# Data for this exercise
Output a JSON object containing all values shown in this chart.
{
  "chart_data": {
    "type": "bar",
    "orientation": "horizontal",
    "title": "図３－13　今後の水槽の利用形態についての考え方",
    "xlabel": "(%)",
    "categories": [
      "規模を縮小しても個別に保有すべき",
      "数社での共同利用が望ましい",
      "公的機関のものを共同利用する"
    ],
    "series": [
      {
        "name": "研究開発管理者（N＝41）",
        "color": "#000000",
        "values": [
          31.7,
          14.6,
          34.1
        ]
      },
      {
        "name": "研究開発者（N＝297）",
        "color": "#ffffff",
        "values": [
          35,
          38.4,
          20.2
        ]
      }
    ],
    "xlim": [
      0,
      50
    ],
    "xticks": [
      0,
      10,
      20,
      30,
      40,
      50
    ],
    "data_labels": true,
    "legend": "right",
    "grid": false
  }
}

# Instruction
Write out all the data again, exactly as it appears.

# Expected output
Output a JSON object containing all values shown in this chart.
{
  "chart_data": {
    "type": "bar",
    "orientation": "horizontal",
    "title": "図３－13　今後の水槽の利用形態についての考え方",
    "xlabel": "(%)",
    "categories": [
      "規模を縮小しても個別に保有すべき",
      "数社での共同利用が望ましい",
      "公的機関のものを共同利用する"
    ],
    "series": [
      {
        "name": "研究開発管理者（N＝41）",
        "color": "#000000",
        "values": [
          31.7,
          14.6,
          34.1
        ]
      },
      {
        "name": "研究開発者（N＝297）",
        "color": "#ffffff",
        "values": [
          35,
          38.4,
          20.2
        ]
      }
    ],
    "xlim": [
      0,
      50
    ],
    "xticks": [
      0,
      10,
      20,
      30,
      40,
      50
    ],
    "data_labels": true,
    "legend": "right",
    "grid": false
  }
}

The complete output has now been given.